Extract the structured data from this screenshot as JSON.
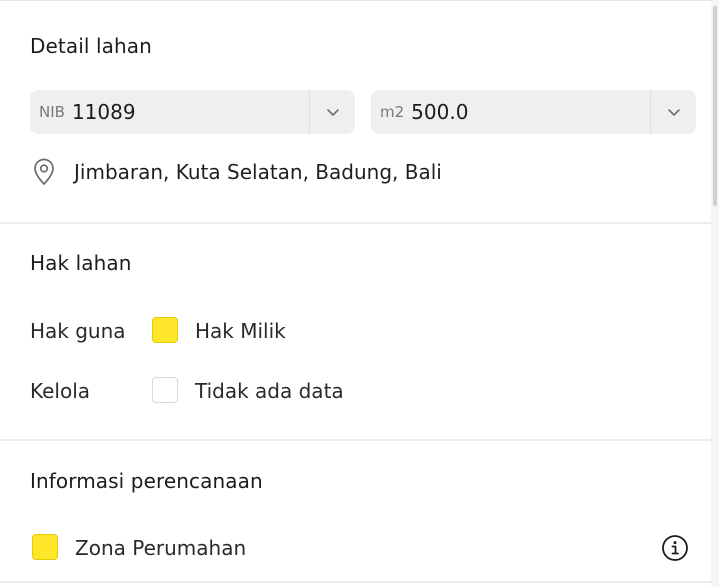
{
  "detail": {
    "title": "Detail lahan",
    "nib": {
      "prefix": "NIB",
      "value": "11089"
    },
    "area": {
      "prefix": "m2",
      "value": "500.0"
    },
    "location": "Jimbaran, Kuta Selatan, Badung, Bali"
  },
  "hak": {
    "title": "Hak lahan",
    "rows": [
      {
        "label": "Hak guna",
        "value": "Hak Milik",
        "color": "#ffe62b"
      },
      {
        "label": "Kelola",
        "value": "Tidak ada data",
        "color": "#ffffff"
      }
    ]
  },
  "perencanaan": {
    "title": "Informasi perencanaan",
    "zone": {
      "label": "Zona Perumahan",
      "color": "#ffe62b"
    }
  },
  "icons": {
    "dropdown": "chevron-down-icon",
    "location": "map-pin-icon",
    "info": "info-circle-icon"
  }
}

- - - -

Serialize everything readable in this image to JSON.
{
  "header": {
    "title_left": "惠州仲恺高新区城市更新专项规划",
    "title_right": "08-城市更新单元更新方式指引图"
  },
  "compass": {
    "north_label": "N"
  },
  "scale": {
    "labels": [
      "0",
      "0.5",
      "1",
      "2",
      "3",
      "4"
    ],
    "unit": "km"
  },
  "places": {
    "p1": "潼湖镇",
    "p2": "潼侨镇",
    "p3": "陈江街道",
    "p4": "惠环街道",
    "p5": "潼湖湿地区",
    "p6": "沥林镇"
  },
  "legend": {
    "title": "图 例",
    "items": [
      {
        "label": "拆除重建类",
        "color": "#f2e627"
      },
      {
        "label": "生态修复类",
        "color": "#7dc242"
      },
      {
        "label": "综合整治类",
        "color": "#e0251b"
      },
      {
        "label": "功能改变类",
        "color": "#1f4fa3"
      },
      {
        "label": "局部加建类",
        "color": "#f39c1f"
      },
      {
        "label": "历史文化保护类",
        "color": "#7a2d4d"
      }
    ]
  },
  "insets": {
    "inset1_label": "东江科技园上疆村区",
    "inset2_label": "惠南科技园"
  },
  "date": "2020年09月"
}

- - - -

> [GOAL OF THE EXERCISE]: Tally up the lines in the records containing the word "perencanaan", then give the count and nothing else.

> [OUTPUT]: 2